• [Data for the task]:
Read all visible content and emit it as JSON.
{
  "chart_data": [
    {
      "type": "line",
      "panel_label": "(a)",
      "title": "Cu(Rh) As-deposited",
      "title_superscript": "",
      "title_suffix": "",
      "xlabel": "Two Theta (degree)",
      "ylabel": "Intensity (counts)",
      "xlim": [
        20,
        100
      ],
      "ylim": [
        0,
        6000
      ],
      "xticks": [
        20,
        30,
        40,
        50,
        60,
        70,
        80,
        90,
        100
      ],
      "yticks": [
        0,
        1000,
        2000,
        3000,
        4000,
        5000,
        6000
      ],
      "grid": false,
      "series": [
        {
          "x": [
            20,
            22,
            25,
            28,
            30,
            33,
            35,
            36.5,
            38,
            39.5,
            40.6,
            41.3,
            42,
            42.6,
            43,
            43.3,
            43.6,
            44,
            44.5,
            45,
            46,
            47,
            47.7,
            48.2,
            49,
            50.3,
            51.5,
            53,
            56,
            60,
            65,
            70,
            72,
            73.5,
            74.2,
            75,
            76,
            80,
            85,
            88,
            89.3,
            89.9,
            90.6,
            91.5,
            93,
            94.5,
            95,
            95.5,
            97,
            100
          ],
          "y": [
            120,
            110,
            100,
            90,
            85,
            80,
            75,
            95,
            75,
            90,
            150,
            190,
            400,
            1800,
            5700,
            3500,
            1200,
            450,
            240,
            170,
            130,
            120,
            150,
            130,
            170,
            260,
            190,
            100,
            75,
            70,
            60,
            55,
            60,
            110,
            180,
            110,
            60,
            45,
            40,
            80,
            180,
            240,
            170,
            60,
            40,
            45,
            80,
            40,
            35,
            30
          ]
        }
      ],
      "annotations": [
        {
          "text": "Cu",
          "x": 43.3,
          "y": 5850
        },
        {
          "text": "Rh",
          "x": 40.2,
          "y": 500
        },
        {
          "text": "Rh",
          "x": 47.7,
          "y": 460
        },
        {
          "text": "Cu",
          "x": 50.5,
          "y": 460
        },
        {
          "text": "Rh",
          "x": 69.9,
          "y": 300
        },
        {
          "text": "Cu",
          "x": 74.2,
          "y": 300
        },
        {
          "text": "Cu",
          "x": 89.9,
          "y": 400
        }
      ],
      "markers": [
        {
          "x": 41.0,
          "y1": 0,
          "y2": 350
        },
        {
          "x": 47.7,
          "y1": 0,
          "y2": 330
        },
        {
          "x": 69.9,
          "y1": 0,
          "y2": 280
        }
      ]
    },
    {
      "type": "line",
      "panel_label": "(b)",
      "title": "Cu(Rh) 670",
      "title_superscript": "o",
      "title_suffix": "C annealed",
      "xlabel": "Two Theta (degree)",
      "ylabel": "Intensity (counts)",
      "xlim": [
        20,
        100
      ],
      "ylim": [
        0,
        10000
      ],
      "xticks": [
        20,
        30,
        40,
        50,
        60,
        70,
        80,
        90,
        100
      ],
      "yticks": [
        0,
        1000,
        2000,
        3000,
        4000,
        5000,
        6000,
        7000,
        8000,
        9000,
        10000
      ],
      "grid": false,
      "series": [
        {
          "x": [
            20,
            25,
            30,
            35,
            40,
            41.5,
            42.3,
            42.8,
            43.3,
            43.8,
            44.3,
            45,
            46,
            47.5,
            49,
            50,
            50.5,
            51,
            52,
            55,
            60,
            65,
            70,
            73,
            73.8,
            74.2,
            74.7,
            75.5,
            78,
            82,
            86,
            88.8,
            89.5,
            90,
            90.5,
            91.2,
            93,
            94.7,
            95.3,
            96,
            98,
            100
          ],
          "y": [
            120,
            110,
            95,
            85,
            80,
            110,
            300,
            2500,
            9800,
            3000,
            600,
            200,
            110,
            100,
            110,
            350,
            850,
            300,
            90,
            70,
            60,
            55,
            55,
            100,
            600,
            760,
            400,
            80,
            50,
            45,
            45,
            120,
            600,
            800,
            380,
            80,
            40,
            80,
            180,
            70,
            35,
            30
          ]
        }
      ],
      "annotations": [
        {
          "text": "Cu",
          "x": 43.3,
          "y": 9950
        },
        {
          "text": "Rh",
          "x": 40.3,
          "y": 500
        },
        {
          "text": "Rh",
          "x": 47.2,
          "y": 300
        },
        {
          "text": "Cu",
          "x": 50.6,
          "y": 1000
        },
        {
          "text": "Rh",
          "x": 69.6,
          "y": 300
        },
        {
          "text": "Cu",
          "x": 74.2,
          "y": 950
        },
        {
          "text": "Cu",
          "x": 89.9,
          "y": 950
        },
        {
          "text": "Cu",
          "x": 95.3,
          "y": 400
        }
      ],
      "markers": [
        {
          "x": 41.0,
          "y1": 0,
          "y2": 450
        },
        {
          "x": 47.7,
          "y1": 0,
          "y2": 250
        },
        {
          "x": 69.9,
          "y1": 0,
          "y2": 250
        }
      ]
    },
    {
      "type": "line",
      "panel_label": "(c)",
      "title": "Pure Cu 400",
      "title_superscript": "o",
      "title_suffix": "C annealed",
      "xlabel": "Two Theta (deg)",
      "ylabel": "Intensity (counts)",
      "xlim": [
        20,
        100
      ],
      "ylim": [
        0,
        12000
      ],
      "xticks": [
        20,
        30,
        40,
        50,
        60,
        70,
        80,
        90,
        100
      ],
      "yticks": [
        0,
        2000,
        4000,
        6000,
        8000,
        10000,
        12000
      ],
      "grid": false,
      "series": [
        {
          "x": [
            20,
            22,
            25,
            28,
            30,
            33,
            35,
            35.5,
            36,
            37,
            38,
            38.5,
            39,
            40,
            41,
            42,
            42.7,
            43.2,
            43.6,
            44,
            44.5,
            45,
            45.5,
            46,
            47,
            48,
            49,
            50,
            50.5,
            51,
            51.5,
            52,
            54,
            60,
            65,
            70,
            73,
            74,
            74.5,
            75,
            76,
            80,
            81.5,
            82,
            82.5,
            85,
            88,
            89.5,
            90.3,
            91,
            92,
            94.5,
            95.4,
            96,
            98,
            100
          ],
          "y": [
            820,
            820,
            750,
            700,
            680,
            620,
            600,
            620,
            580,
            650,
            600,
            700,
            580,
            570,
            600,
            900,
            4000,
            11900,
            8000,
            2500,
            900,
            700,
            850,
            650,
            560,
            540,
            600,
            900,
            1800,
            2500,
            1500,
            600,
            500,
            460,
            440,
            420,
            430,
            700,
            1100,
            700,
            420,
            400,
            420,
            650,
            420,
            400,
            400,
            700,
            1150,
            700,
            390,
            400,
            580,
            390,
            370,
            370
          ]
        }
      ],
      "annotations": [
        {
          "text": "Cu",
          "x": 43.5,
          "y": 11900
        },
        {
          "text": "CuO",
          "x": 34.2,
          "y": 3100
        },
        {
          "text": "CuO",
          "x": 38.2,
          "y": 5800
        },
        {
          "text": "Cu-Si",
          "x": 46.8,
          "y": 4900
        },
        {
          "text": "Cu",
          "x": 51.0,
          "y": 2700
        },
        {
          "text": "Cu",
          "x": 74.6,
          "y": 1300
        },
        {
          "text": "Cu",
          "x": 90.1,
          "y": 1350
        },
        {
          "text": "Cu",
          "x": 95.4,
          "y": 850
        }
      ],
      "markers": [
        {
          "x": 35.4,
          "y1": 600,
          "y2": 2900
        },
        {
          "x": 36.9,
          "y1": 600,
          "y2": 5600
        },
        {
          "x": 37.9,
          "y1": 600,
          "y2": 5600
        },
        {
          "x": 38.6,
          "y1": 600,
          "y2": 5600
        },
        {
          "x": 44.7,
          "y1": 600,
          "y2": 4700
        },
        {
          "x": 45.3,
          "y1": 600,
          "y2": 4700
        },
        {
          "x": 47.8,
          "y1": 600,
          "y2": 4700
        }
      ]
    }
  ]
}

• [Task description]:
Reproduce each entry above exactly, keeping every word.

• [Result for this exercise]:
Read all visible content and emit it as JSON.
{
  "chart_data": [
    {
      "type": "line",
      "panel_label": "(a)",
      "title": "Cu(Rh) As-deposited",
      "title_superscript": "",
      "title_suffix": "",
      "xlabel": "Two Theta (degree)",
      "ylabel": "Intensity (counts)",
      "xlim": [
        20,
        100
      ],
      "ylim": [
        0,
        6000
      ],
      "xticks": [
        20,
        30,
        40,
        50,
        60,
        70,
        80,
        90,
        100
      ],
      "yticks": [
        0,
        1000,
        2000,
        3000,
        4000,
        5000,
        6000
      ],
      "grid": false,
      "series": [
        {
          "x": [
            20,
            22,
            25,
            28,
            30,
            33,
            35,
            36.5,
            38,
            39.5,
            40.6,
            41.3,
            42,
            42.6,
            43,
            43.3,
            43.6,
            44,
            44.5,
            45,
            46,
            47,
            47.7,
            48.2,
            49,
            50.3,
            51.5,
            53,
            56,
            60,
            65,
            70,
            72,
            73.5,
            74.2,
            75,
            76,
            80,
            85,
            88,
            89.3,
            89.9,
            90.6,
            91.5,
            93,
            94.5,
            95,
            95.5,
            97,
            100
          ],
          "y": [
            120,
            110,
            100,
            90,
            85,
            80,
            75,
            95,
            75,
            90,
            150,
            190,
            400,
            1800,
            5700,
            3500,
            1200,
            450,
            240,
            170,
            130,
            120,
            150,
            130,
            170,
            260,
            190,
            100,
            75,
            70,
            60,
            55,
            60,
            110,
            180,
            110,
            60,
            45,
            40,
            80,
            180,
            240,
            170,
            60,
            40,
            45,
            80,
            40,
            35,
            30
          ]
        }
      ],
      "annotations": [
        {
          "text": "Cu",
          "x": 43.3,
          "y": 5850
        },
        {
          "text": "Rh",
          "x": 40.2,
          "y": 500
        },
        {
          "text": "Rh",
          "x": 47.7,
          "y": 460
        },
        {
          "text": "Cu",
          "x": 50.5,
          "y": 460
        },
        {
          "text": "Rh",
          "x": 69.9,
          "y": 300
        },
        {
          "text": "Cu",
          "x": 74.2,
          "y": 300
        },
        {
          "text": "Cu",
          "x": 89.9,
          "y": 400
        }
      ],
      "markers": [
        {
          "x": 41.0,
          "y1": 0,
          "y2": 350
        },
        {
          "x": 47.7,
          "y1": 0,
          "y2": 330
        },
        {
          "x": 69.9,
          "y1": 0,
          "y2": 280
        }
      ]
    },
    {
      "type": "line",
      "panel_label": "(b)",
      "title": "Cu(Rh) 670",
      "title_superscript": "o",
      "title_suffix": "C annealed",
      "xlabel": "Two Theta (degree)",
      "ylabel": "Intensity (counts)",
      "xlim": [
        20,
        100
      ],
      "ylim": [
        0,
        10000
      ],
      "xticks": [
        20,
        30,
        40,
        50,
        60,
        70,
        80,
        90,
        100
      ],
      "yticks": [
        0,
        1000,
        2000,
        3000,
        4000,
        5000,
        6000,
        7000,
        8000,
        9000,
        10000
      ],
      "grid": false,
      "series": [
        {
          "x": [
            20,
            25,
            30,
            35,
            40,
            41.5,
            42.3,
            42.8,
            43.3,
            43.8,
            44.3,
            45,
            46,
            47.5,
            49,
            50,
            50.5,
            51,
            52,
            55,
            60,
            65,
            70,
            73,
            73.8,
            74.2,
            74.7,
            75.5,
            78,
            82,
            86,
            88.8,
            89.5,
            90,
            90.5,
            91.2,
            93,
            94.7,
            95.3,
            96,
            98,
            100
          ],
          "y": [
            120,
            110,
            95,
            85,
            80,
            110,
            300,
            2500,
            9800,
            3000,
            600,
            200,
            110,
            100,
            110,
            350,
            850,
            300,
            90,
            70,
            60,
            55,
            55,
            100,
            600,
            760,
            400,
            80,
            50,
            45,
            45,
            120,
            600,
            800,
            380,
            80,
            40,
            80,
            180,
            70,
            35,
            30
          ]
        }
      ],
      "annotations": [
        {
          "text": "Cu",
          "x": 43.3,
          "y": 9950
        },
        {
          "text": "Rh",
          "x": 40.3,
          "y": 500
        },
        {
          "text": "Rh",
          "x": 47.2,
          "y": 300
        },
        {
          "text": "Cu",
          "x": 50.6,
          "y": 1000
        },
        {
          "text": "Rh",
          "x": 69.6,
          "y": 300
        },
        {
          "text": "Cu",
          "x": 74.2,
          "y": 950
        },
        {
          "text": "Cu",
          "x": 89.9,
          "y": 950
        },
        {
          "text": "Cu",
          "x": 95.3,
          "y": 400
        }
      ],
      "markers": [
        {
          "x": 41.0,
          "y1": 0,
          "y2": 450
        },
        {
          "x": 47.7,
          "y1": 0,
          "y2": 250
        },
        {
          "x": 69.9,
          "y1": 0,
          "y2": 250
        }
      ]
    },
    {
      "type": "line",
      "panel_label": "(c)",
      "title": "Pure Cu 400",
      "title_superscript": "o",
      "title_suffix": "C annealed",
      "xlabel": "Two Theta (deg)",
      "ylabel": "Intensity (counts)",
      "xlim": [
        20,
        100
      ],
      "ylim": [
        0,
        12000
      ],
      "xticks": [
        20,
        30,
        40,
        50,
        60,
        70,
        80,
        90,
        100
      ],
      "yticks": [
        0,
        2000,
        4000,
        6000,
        8000,
        10000,
        12000
      ],
      "grid": false,
      "series": [
        {
          "x": [
            20,
            22,
            25,
            28,
            30,
            33,
            35,
            35.5,
            36,
            37,
            38,
            38.5,
            39,
            40,
            41,
            42,
            42.7,
            43.2,
            43.6,
            44,
            44.5,
            45,
            45.5,
            46,
            47,
            48,
            49,
            50,
            50.5,
            51,
            51.5,
            52,
            54,
            60,
            65,
            70,
            73,
            74,
            74.5,
            75,
            76,
            80,
            81.5,
            82,
            82.5,
            85,
            88,
            89.5,
            90.3,
            91,
            92,
            94.5,
            95.4,
            96,
            98,
            100
          ],
          "y": [
            820,
            820,
            750,
            700,
            680,
            620,
            600,
            620,
            580,
            650,
            600,
            700,
            580,
            570,
            600,
            900,
            4000,
            11900,
            8000,
            2500,
            900,
            700,
            850,
            650,
            560,
            540,
            600,
            900,
            1800,
            2500,
            1500,
            600,
            500,
            460,
            440,
            420,
            430,
            700,
            1100,
            700,
            420,
            400,
            420,
            650,
            420,
            400,
            400,
            700,
            1150,
            700,
            390,
            400,
            580,
            390,
            370,
            370
          ]
        }
      ],
      "annotations": [
        {
          "text": "Cu",
          "x": 43.5,
          "y": 11900
        },
        {
          "text": "CuO",
          "x": 34.2,
          "y": 3100
        },
        {
          "text": "CuO",
          "x": 38.2,
          "y": 5800
        },
        {
          "text": "Cu-Si",
          "x": 46.8,
          "y": 4900
        },
        {
          "text": "Cu",
          "x": 51.0,
          "y": 2700
        },
        {
          "text": "Cu",
          "x": 74.6,
          "y": 1300
        },
        {
          "text": "Cu",
          "x": 90.1,
          "y": 1350
        },
        {
          "text": "Cu",
          "x": 95.4,
          "y": 850
        }
      ],
      "markers": [
        {
          "x": 35.4,
          "y1": 600,
          "y2": 2900
        },
        {
          "x": 36.9,
          "y1": 600,
          "y2": 5600
        },
        {
          "x": 37.9,
          "y1": 600,
          "y2": 5600
        },
        {
          "x": 38.6,
          "y1": 600,
          "y2": 5600
        },
        {
          "x": 44.7,
          "y1": 600,
          "y2": 4700
        },
        {
          "x": 45.3,
          "y1": 600,
          "y2": 4700
        },
        {
          "x": 47.8,
          "y1": 600,
          "y2": 4700
        }
      ]
    }
  ]
}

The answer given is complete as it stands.